▶ [Given request]: Could you transcribe every record below exactly as written, leaving out any pictures?

▶ [Exercise inputs]:
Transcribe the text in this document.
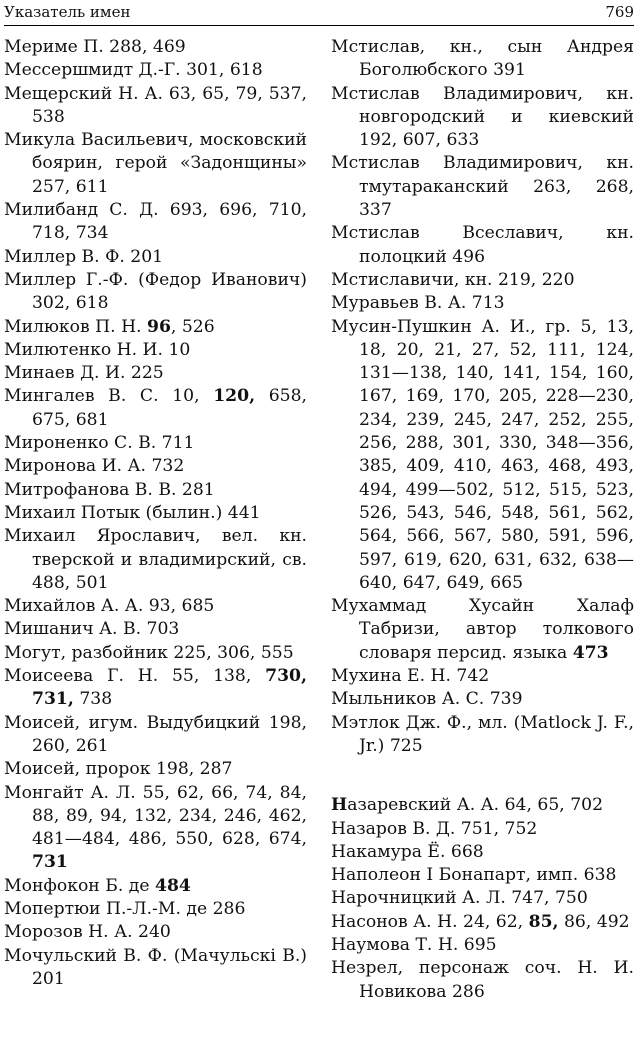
Указатель имен	769
Мериме П. 288, 469
Мессершмидт Д.-Г. 301, 618
Мещерский Н. А. 63, 65, 79, 537, 538
Микула Васильевич, московский боярин, герой «Задонщины» 257, 611
Милибанд С. Д. 693, 696, 710, 718, 734
Миллер В. Ф. 201
Миллер Г.-Ф. (Федор Иванович) 302, 618
Милюков П. Н. 96, 526
Милютенко Н. И. 10
Минаев Д. И. 225
Мингалев В. С. 10, 120, 658, 675, 681
Мироненко С. В. 711
Миронова И. А. 732
Митрофанова В. В. 281
Михаил Потык (былин.) 441
Михаил Ярославич, вел. кн. тверской и владимирский, св. 488, 501
Михайлов А. А. 93, 685
Мишанич А. В. 703
Могут, разбойник 225, 306, 555
Моисеева Г. Н. 55, 138, 730, 731, 738
Моисей, игум. Выдубицкий 198, 260, 261
Моисей, пророк 198, 287
Монгайт А. Л. 55, 62, 66, 74, 84, 88, 89, 94, 132, 234, 246, 462, 481—484, 486, 550, 628, 674, 731
Монфокон Б. де 484
Мопертюи П.-Л.-М. де 286
Морозов Н. А. 240
Мочульский В. Ф. (Мачульскi В.) 201
Мстислав, кн., сын Андрея Боголюбского 391
Мстислав Владимирович, кн. новгородский и киевский 192, 607, 633
Мстислав Владимирович, кн. тмутараканский 263, 268, 337
Мстислав Всеславич, кн. полоцкий 496
Мстиславичи, кн. 219, 220
Муравьев В. А. 713
Мусин-Пушкин А. И., гр. 5, 13, 18, 20, 21, 27, 52, 111, 124, 131—138, 140, 141, 154, 160, 167, 169, 170, 205, 228—230, 234, 239, 245, 247, 252, 255, 256, 288, 301, 330, 348—356, 385, 409, 410, 463, 468, 493, 494, 499—502, 512, 515, 523, 526, 543, 546, 548, 561, 562, 564, 566, 567, 580, 591, 596, 597, 619, 620, 631, 632, 638—640, 647, 649, 665
Мухаммад Хусайн Халаф Табризи, автор толкового словаря персид. языка 473
Мухина Е. Н. 742
Мыльников А. С. 739
Мэтлок Дж. Ф., мл. (Matlock J. F., Jr.) 725
Назаревский А. А. 64, 65, 702
Назаров В. Д. 751, 752
Накамура Ё. 668
Наполеон I Бонапарт, имп. 638
Нарочницкий А. Л. 747, 750
Насонов А. Н. 24, 62, 85, 86, 492
Наумова Т. Н. 695
Незрел, персонаж соч. Н. И. Новикова 286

▶ [Answer to the exercise]:
Transcribe the text in this document.
Указатель имен	769
Мериме П. 288, 469
Мессершмидт Д.-Г. 301, 618
Мещерский Н. А. 63, 65, 79, 537, 538
Микула Васильевич, московский боярин, герой «Задонщины» 257, 611
Милибанд С. Д. 693, 696, 710, 718, 734
Миллер В. Ф. 201
Миллер Г.-Ф. (Федор Иванович) 302, 618
Милюков П. Н. 96, 526
Милютенко Н. И. 10
Минаев Д. И. 225
Мингалев В. С. 10, 120, 658, 675, 681
Мироненко С. В. 711
Миронова И. А. 732
Митрофанова В. В. 281
Михаил Потык (былин.) 441
Михаил Ярославич, вел. кн. тверской и владимирский, св. 488, 501
Михайлов А. А. 93, 685
Мишанич А. В. 703
Могут, разбойник 225, 306, 555
Моисеева Г. Н. 55, 138, 730, 731, 738
Моисей, игум. Выдубицкий 198, 260, 261
Моисей, пророк 198, 287
Монгайт А. Л. 55, 62, 66, 74, 84, 88, 89, 94, 132, 234, 246, 462, 481—484, 486, 550, 628, 674, 731
Монфокон Б. де 484
Мопертюи П.-Л.-М. де 286
Морозов Н. А. 240
Мочульский В. Ф. (Мачульскi В.) 201
Мстислав, кн., сын Андрея Боголюбского 391
Мстислав Владимирович, кн. новгородский и киевский 192, 607, 633
Мстислав Владимирович, кн. тмутараканский 263, 268, 337
Мстислав Всеславич, кн. полоцкий 496
Мстиславичи, кн. 219, 220
Муравьев В. А. 713
Мусин-Пушкин А. И., гр. 5, 13, 18, 20, 21, 27, 52, 111, 124, 131—138, 140, 141, 154, 160, 167, 169, 170, 205, 228—230, 234, 239, 245, 247, 252, 255, 256, 288, 301, 330, 348—356, 385, 409, 410, 463, 468, 493, 494, 499—502, 512, 515, 523, 526, 543, 546, 548, 561, 562, 564, 566, 567, 580, 591, 596, 597, 619, 620, 631, 632, 638—640, 647, 649, 665
Мухаммад Хусайн Халаф Табризи, автор толкового словаря персид. языка 473
Мухина Е. Н. 742
Мыльников А. С. 739
Мэтлок Дж. Ф., мл. (Matlock J. F., Jr.) 725
Назаревский А. А. 64, 65, 702
Назаров В. Д. 751, 752
Накамура Ё. 668
Наполеон I Бонапарт, имп. 638
Нарочницкий А. Л. 747, 750
Насонов А. Н. 24, 62, 85, 86, 492
Наумова Т. Н. 695
Незрел, персонаж соч. Н. И. Новикова 286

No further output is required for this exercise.